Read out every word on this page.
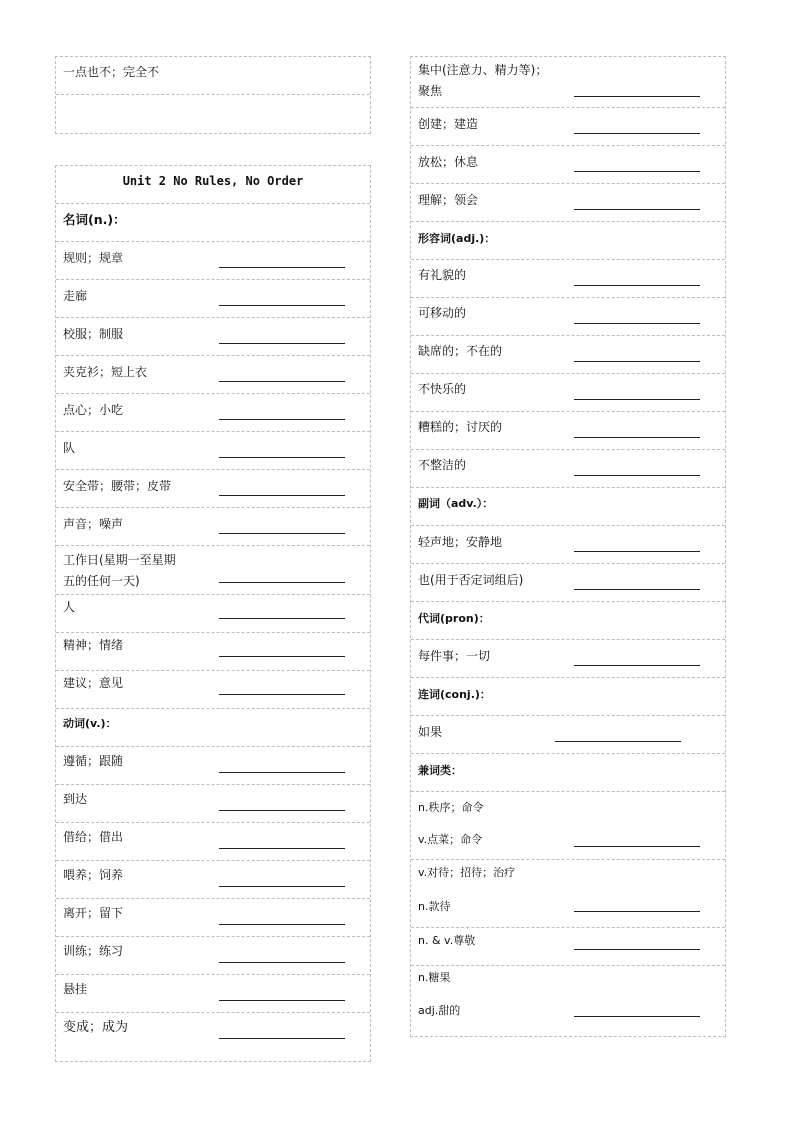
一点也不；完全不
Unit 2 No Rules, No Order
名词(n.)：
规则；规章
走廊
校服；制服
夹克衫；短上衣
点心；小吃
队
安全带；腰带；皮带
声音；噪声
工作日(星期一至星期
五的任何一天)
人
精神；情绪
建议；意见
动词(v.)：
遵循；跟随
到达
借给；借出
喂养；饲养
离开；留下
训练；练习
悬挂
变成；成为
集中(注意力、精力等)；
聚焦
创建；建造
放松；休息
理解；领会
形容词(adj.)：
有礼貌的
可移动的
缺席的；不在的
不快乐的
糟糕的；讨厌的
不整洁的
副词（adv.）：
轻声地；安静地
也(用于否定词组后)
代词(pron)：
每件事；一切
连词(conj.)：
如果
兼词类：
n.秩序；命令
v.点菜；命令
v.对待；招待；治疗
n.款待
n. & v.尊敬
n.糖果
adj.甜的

• [Task goal]:
Return the material exactly as given, apart from the pictures.

• [Response]:
Read out every word on this page.
一点也不；完全不
Unit 2 No Rules, No Order
名词(n.)：
规则；规章
走廊
校服；制服
夹克衫；短上衣
点心；小吃
队
安全带；腰带；皮带
声音；噪声
工作日(星期一至星期
五的任何一天)
人
精神；情绪
建议；意见
动词(v.)：
遵循；跟随
到达
借给；借出
喂养；饲养
离开；留下
训练；练习
悬挂
变成；成为
集中(注意力、精力等)；
聚焦
创建；建造
放松；休息
理解；领会
形容词(adj.)：
有礼貌的
可移动的
缺席的；不在的
不快乐的
糟糕的；讨厌的
不整洁的
副词（adv.）：
轻声地；安静地
也(用于否定词组后)
代词(pron)：
每件事；一切
连词(conj.)：
如果
兼词类：
n.秩序；命令
v.点菜；命令
v.对待；招待；治疗
n.款待
n. & v.尊敬
n.糖果
adj.甜的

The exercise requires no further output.